Exclude any images and output the remaining records exactly.

= = =

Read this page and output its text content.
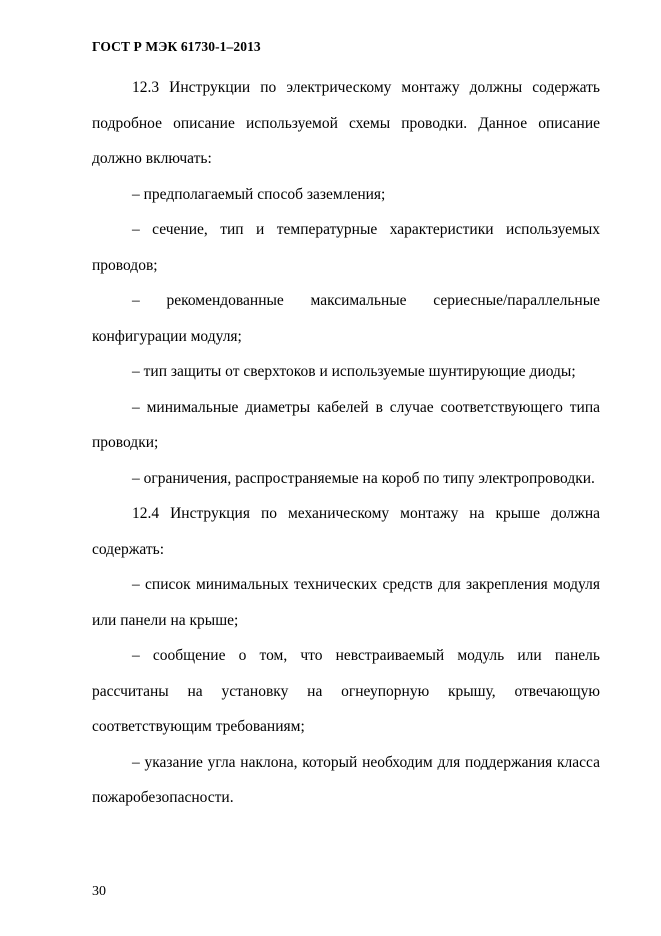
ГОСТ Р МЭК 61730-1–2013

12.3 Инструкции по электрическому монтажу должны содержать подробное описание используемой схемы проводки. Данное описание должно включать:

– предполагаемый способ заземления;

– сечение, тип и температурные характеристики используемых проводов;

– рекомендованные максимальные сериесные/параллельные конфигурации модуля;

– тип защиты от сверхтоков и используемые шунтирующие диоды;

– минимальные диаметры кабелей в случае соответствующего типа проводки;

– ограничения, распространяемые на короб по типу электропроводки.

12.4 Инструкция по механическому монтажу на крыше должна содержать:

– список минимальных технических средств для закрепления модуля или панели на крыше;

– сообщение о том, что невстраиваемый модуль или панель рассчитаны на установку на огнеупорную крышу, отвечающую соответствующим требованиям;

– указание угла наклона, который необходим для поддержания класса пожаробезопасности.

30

= = =

#### TASK SOLUTION
Read this page and output its text content.
ГОСТ Р МЭК 61730-1–2013

12.3 Инструкции по электрическому монтажу должны содержать подробное описание используемой схемы проводки. Данное описание должно включать:

– предполагаемый способ заземления;

– сечение, тип и температурные характеристики используемых проводов;

– рекомендованные максимальные сериесные/параллельные конфигурации модуля;

– тип защиты от сверхтоков и используемые шунтирующие диоды;

– минимальные диаметры кабелей в случае соответствующего типа проводки;

– ограничения, распространяемые на короб по типу электропроводки.

12.4 Инструкция по механическому монтажу на крыше должна содержать:

– список минимальных технических средств для закрепления модуля или панели на крыше;

– сообщение о том, что невстраиваемый модуль или панель рассчитаны на установку на огнеупорную крышу, отвечающую соответствующим требованиям;

– указание угла наклона, который необходим для поддержания класса пожаробезопасности.

30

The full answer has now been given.